Document excerpt

-*-*-

AWS EMR (Elastic MapReduce)

AWS EMR (Elastic MapReduce) is a managed big data platform that runs distributed processing frameworks — Apache Spark, Hadoop, HBase, Presto/Trino, Flink, and Hive — on dynamically provisioned EC2, EKS, or serverless compute. EMR removes the need to install, configure, and patch the underlying cluster while preserving full access to open-source APIs and tunable cluster shape.

Key Features:

Managed Service: AWS EMR handles the provisioning, configuration, and tuning of the cluster, freeing you from managing the underlying infrastructure.
Scalability: EMR can easily scale up or down based on your data processing needs, allowing you to adjust resources to optimize costs.
Integration with AWS Services: EMR integrates seamlessly with other AWS services such as S3, DynamoDB, and Redshift, enabling you to store, process, and analyze data across the AWS ecosystem.
Cost-Effective: You only pay for the resources you use, and EMR allows you to utilize spot instances and other pricing options to reduce costs.
Security: EMR provides multiple layers of security, including network isolation, encryption (in-transit and at-rest), and integration with AWS IAM for access control.

-*-*-

List of tasks
#1 Repeat the AWS EMR description word for word, between "AWS EMR (Elastic MapReduce) is" and "to optimize costs.", inclusive.
#2 Please reproduce only the listing lines between the lines holding "point-label-cloud-ai-services: Cloud AI" and "point-label-artificial-general-intelligence: Artificial General", inclusive, substituting "Trough of Disappointment" for "Trough of Disillusionment" and leaving everything else unchanged.
The AWS EMR description and the listing that follows are unrelated materials.

Layout annotation data
-*-*-

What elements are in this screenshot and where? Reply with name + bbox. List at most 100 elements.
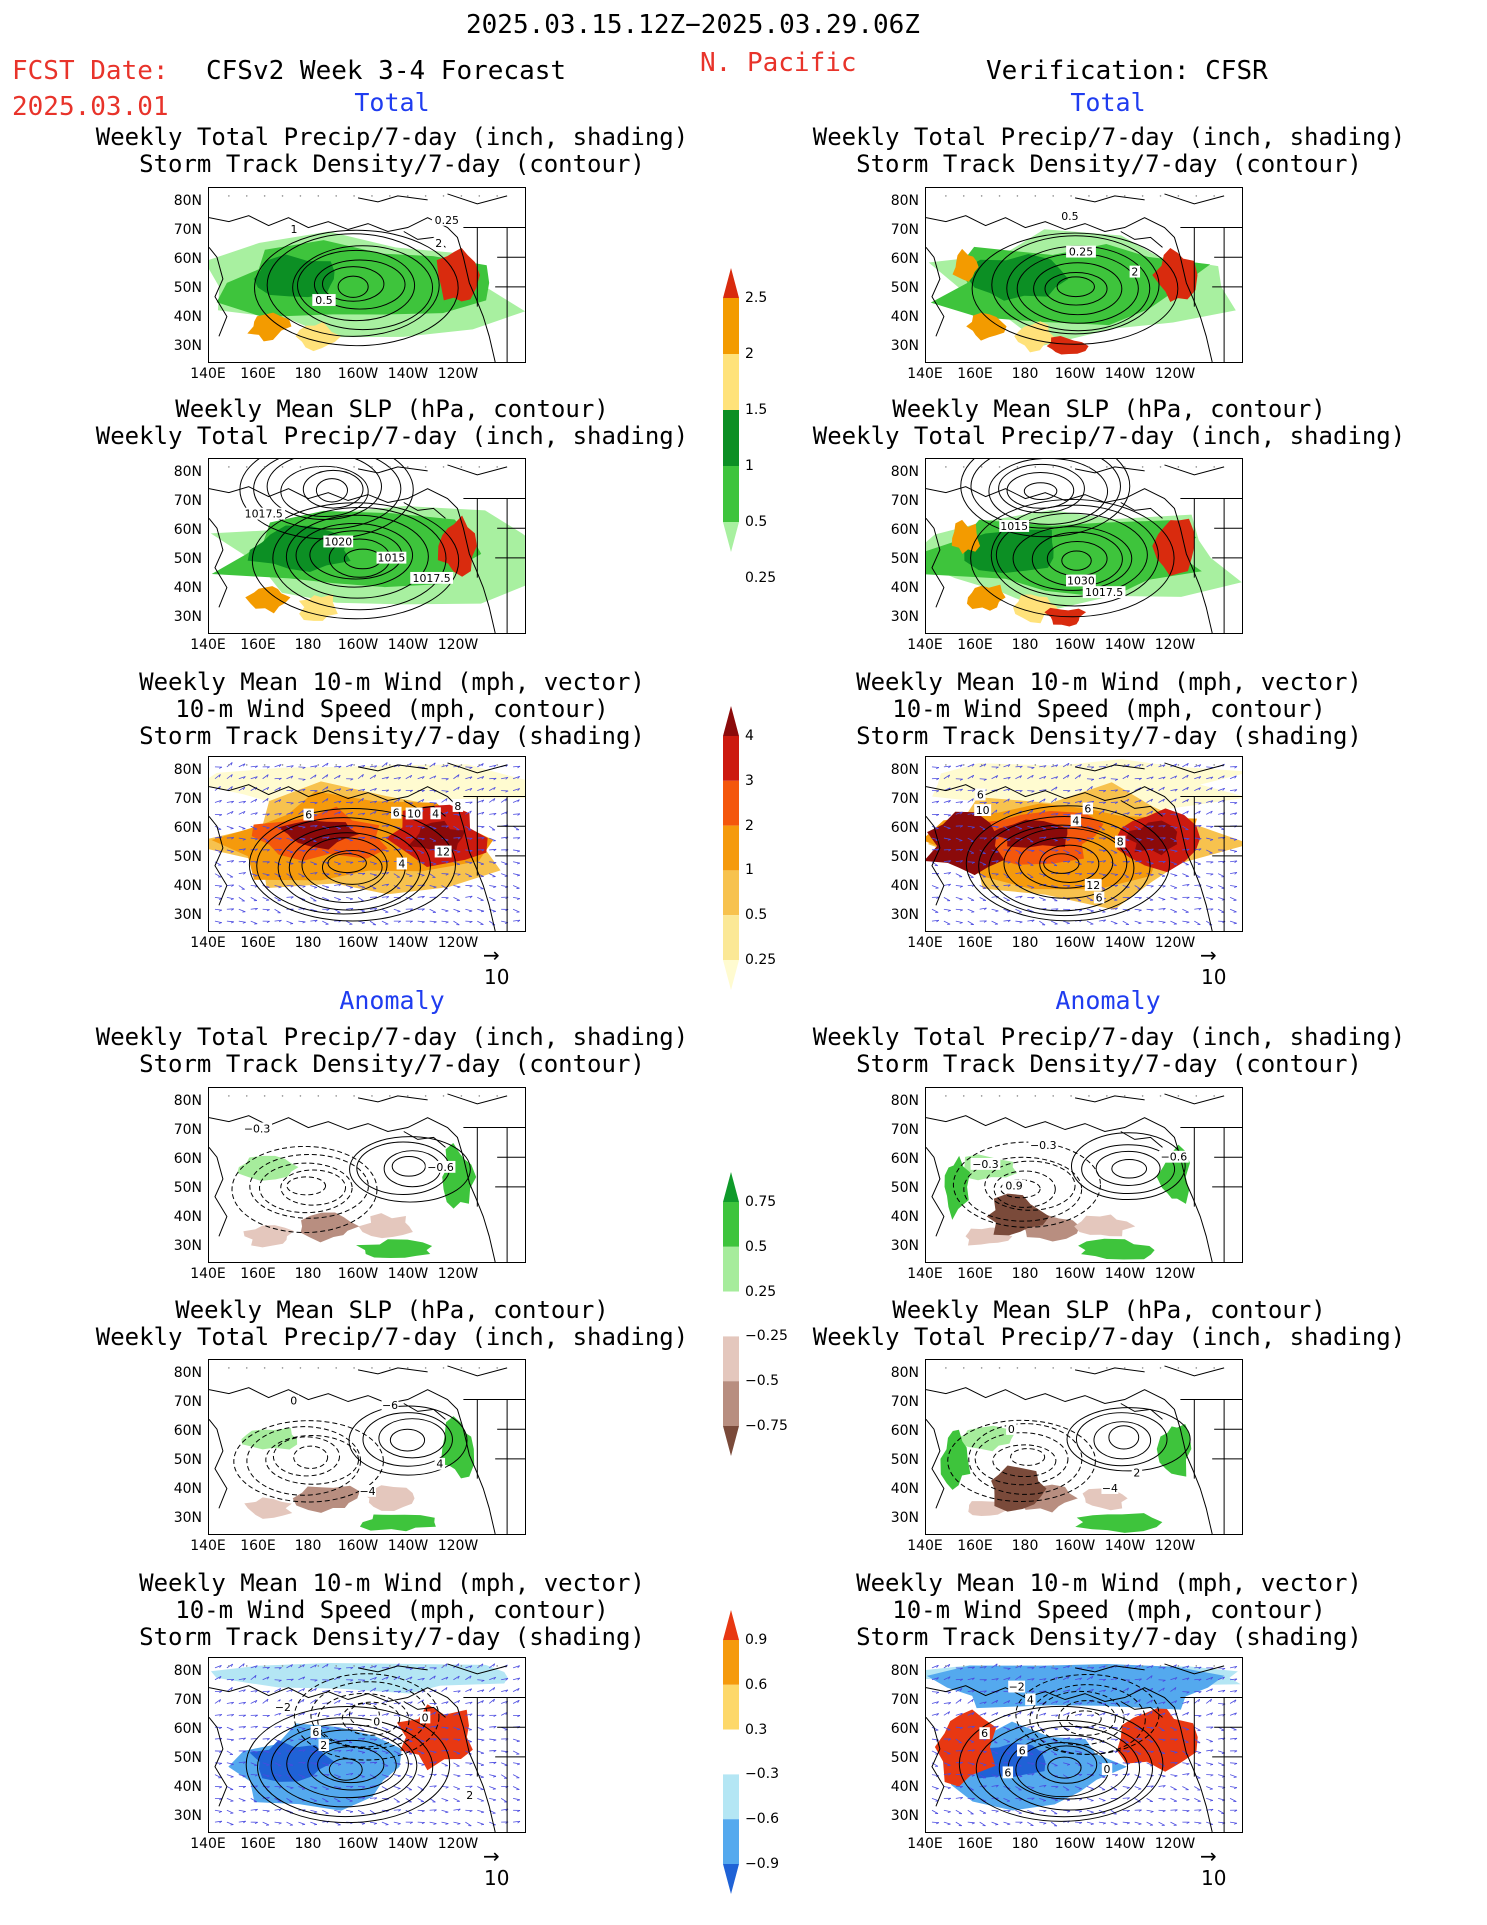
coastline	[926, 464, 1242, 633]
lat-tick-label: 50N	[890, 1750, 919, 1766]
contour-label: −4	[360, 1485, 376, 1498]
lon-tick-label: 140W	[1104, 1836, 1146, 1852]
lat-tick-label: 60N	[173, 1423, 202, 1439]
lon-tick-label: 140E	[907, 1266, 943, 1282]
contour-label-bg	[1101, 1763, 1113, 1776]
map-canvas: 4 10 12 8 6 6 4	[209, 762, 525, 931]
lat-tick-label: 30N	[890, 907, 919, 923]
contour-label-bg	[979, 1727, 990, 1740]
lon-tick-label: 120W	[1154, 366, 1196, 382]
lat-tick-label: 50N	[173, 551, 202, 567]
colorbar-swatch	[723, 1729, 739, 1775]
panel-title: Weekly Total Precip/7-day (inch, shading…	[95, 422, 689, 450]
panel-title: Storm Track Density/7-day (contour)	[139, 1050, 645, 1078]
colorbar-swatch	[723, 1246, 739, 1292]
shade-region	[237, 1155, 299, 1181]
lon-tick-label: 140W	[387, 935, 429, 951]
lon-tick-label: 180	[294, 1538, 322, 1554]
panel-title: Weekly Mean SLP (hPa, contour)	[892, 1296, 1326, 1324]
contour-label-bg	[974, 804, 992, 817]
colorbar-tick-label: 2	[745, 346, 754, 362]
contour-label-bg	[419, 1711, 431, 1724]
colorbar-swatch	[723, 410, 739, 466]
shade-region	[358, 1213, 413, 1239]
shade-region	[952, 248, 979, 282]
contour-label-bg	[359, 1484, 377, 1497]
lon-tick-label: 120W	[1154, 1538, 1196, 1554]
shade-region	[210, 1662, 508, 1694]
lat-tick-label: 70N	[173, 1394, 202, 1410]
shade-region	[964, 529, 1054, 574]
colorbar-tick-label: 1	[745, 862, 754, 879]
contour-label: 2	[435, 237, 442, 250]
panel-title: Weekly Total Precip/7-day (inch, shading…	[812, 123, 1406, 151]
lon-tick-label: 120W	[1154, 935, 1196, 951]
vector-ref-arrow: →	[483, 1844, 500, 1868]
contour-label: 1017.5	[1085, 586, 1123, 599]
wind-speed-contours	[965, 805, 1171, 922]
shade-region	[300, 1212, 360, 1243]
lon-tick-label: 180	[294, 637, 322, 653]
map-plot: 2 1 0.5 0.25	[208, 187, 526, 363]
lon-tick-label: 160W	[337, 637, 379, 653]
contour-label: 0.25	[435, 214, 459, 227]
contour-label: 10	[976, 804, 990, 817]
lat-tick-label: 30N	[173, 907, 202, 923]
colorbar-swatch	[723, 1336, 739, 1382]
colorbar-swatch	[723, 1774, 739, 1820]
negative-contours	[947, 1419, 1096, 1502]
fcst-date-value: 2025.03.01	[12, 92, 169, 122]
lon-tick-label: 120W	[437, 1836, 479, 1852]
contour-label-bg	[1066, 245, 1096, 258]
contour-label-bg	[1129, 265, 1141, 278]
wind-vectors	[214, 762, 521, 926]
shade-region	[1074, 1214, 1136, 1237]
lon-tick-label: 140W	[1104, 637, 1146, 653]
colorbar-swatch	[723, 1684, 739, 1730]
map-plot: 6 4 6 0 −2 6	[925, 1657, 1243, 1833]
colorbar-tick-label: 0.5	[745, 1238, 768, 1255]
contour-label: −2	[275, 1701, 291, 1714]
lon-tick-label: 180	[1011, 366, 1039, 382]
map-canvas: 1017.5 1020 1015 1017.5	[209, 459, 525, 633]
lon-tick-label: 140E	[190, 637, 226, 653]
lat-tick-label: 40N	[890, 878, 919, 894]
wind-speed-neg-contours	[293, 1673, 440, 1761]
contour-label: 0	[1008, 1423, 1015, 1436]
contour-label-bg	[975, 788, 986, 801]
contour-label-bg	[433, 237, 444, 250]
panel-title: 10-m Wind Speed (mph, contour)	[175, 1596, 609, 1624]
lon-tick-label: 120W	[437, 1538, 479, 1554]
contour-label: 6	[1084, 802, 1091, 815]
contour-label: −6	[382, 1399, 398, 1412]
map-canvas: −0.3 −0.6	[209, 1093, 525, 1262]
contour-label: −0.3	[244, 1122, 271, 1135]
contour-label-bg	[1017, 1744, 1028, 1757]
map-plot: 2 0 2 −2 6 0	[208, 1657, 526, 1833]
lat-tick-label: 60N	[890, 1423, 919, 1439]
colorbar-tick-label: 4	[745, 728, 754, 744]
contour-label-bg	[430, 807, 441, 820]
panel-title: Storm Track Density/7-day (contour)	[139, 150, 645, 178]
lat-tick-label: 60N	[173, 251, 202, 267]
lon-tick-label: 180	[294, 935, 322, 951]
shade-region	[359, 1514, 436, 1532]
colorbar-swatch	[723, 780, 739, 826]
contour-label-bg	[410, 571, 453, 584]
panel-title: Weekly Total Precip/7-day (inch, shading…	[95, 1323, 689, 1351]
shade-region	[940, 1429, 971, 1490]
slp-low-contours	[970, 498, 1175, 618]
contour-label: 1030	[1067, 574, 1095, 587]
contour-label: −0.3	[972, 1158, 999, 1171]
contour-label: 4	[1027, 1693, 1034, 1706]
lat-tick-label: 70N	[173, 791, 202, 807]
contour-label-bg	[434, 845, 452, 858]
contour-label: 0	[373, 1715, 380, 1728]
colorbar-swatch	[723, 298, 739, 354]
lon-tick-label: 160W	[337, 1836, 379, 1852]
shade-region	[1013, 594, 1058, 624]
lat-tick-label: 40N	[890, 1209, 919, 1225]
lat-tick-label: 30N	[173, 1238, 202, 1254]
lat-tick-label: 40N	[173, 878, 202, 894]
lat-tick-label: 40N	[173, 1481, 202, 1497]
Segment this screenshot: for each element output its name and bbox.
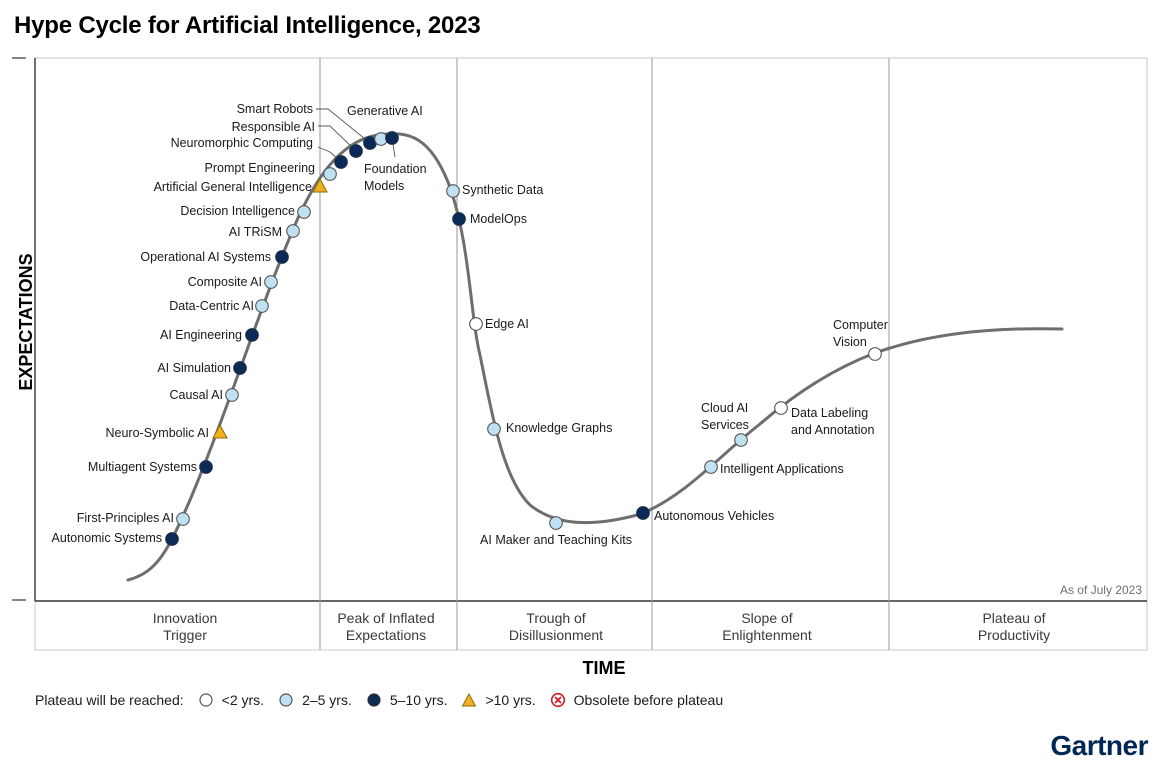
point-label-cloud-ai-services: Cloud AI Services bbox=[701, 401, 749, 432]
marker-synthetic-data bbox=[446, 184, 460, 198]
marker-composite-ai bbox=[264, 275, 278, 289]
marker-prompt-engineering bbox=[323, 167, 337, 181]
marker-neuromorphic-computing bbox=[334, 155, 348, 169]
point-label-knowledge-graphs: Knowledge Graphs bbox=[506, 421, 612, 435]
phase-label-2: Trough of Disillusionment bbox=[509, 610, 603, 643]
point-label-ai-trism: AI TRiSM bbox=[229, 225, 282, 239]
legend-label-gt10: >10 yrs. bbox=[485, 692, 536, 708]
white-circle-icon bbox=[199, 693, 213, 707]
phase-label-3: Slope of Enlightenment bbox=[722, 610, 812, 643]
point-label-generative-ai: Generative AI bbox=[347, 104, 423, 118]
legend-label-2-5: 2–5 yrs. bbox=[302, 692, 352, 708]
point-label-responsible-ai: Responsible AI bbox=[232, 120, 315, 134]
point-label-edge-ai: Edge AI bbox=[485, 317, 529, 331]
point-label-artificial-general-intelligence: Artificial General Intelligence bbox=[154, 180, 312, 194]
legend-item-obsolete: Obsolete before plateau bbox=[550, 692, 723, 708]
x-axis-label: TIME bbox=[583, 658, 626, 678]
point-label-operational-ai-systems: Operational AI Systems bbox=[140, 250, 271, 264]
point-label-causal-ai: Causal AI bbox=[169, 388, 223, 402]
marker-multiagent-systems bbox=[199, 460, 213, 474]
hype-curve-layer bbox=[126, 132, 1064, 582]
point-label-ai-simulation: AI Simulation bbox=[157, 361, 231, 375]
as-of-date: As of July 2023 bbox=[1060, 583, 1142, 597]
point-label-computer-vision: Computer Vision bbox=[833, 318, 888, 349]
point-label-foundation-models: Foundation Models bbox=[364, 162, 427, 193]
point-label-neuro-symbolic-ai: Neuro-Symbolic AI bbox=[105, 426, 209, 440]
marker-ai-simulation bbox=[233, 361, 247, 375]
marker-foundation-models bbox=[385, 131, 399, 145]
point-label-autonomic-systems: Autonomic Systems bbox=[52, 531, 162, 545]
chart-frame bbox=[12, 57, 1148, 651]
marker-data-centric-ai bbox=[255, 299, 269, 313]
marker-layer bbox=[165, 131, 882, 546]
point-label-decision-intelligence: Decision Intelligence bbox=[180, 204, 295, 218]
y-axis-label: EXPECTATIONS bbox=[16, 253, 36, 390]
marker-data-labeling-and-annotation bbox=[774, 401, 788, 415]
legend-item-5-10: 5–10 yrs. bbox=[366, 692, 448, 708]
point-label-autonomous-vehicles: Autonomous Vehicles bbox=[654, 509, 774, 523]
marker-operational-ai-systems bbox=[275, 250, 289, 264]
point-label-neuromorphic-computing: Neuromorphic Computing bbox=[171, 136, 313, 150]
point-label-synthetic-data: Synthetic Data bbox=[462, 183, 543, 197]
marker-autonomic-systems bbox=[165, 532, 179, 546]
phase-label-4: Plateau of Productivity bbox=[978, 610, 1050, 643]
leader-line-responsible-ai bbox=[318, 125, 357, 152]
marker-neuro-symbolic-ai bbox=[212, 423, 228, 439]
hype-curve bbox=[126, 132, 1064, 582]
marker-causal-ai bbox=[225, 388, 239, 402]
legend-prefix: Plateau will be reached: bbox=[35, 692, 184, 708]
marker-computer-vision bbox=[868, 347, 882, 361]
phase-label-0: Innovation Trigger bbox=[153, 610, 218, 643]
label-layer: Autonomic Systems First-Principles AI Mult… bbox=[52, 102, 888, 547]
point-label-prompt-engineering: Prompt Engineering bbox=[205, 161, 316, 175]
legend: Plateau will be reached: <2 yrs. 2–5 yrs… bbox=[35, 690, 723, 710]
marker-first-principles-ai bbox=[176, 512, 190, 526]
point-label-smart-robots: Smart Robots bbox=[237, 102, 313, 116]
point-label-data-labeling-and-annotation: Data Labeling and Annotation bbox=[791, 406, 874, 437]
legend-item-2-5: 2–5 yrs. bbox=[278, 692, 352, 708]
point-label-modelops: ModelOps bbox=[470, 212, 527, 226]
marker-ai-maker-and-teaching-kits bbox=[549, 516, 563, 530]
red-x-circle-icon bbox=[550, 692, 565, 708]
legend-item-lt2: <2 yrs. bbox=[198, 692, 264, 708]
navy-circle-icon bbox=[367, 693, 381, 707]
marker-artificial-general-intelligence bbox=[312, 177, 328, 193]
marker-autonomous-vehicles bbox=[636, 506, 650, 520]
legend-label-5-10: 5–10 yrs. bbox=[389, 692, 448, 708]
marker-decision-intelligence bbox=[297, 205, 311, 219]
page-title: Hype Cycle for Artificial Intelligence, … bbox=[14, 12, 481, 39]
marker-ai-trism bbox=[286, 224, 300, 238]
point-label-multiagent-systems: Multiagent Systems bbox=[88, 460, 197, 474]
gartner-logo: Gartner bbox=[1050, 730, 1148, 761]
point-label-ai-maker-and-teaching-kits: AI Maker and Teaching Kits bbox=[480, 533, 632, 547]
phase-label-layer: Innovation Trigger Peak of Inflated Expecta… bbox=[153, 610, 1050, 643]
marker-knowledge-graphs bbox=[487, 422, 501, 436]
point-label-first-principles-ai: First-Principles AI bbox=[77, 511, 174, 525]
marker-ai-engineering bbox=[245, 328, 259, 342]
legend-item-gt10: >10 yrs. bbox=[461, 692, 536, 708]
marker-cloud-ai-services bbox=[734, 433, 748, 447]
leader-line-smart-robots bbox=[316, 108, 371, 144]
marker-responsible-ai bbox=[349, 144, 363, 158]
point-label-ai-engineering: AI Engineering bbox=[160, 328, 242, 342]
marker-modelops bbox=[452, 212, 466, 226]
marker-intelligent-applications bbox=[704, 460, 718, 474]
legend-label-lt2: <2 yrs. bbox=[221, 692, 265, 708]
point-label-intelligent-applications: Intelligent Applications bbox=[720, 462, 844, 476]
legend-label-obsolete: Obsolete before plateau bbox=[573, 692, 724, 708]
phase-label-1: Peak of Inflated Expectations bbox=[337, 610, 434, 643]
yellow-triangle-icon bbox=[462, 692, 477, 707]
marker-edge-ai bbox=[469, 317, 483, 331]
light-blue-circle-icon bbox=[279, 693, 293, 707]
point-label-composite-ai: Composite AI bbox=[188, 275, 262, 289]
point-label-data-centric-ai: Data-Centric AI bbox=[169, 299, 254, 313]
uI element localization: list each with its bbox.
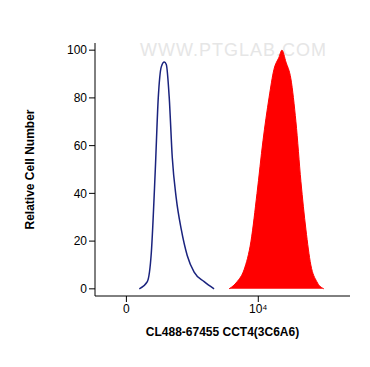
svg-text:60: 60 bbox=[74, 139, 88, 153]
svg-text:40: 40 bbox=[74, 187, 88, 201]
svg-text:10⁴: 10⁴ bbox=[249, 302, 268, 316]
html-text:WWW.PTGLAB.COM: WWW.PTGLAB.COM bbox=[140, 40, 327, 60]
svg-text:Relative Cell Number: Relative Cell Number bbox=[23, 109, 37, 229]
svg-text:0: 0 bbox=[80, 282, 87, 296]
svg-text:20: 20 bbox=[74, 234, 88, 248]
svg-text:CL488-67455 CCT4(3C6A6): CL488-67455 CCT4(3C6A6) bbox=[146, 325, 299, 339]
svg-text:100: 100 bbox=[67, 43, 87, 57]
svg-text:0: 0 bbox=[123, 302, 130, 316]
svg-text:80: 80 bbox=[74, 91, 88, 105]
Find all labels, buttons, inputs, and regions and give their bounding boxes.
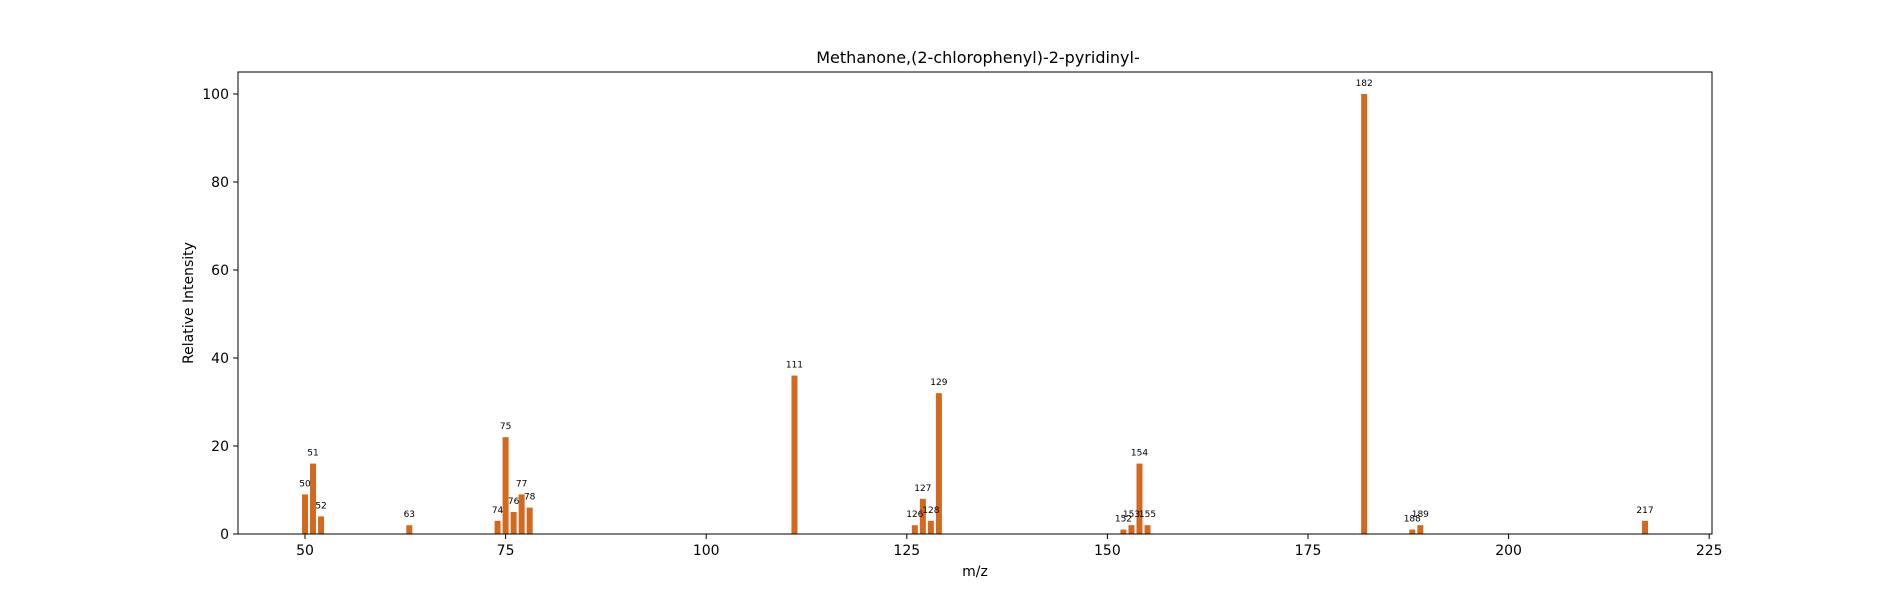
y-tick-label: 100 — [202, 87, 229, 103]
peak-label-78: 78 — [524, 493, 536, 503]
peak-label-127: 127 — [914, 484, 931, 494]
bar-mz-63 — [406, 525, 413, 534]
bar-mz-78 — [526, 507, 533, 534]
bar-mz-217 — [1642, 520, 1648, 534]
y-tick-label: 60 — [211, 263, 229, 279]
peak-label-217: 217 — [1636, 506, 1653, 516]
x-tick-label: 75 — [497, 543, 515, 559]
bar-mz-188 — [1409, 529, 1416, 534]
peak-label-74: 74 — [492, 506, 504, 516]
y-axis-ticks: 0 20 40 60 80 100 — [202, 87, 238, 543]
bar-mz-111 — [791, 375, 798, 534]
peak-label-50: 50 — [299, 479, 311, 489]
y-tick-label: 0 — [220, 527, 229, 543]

-*-*-

Solutions below
#1
AWS EMR (Elastic MapReduce) is a managed big data platform that runs distributed processing frameworks — Apache Spark, Hadoop, HBase, Presto/Trino, Flink, and Hive — on dynamically provisioned EC2, EKS, or serverless compute. EMR removes the need to install, configure, and patch the underlying cluster while preserving full access to open-source APIs and tunable cluster shape.

Key Features:

Managed Service: AWS EMR handles the provisioning, configuration, and tuning of the cluster, freeing you from managing the underlying infrastructure.
Scalability: EMR can easily scale up or down based on your data processing needs, allowing you to adjust resources to optimize costs.

#2
point-label-cloud-ai-services: Cloud AI Services bbox=[701, 401, 749, 432]
marker-synthetic-data bbox=[446, 184, 460, 198]
marker-composite-ai bbox=[264, 275, 278, 289]
marker-prompt-engineering bbox=[323, 167, 337, 181]
marker-neuromorphic-computing bbox=[334, 155, 348, 169]
point-label-knowledge-graphs: Knowledge Graphs bbox=[506, 421, 612, 435]
phase-label-2: Trough of Disappointment bbox=[509, 610, 603, 643]
point-label-ai-trism: AI TRiSM bbox=[229, 225, 282, 239]
legend-label-gt10: >10 yrs. bbox=[485, 692, 536, 708]
white-circle-icon bbox=[199, 693, 213, 707]
phase-label-3: Slope of Enlightenment bbox=[722, 610, 812, 643]
point-label-generative-ai: Generative AI bbox=[347, 104, 423, 118]
legend-label-2-5: 2–5 yrs. bbox=[302, 692, 352, 708]
point-label-responsible-ai: Responsible AI bbox=[232, 120, 315, 134]
point-label-edge-ai: Edge AI bbox=[485, 317, 529, 331]
point-label-artificial-general-intelligence: Artificial General Intelligence bbox=[154, 180, 312, 194]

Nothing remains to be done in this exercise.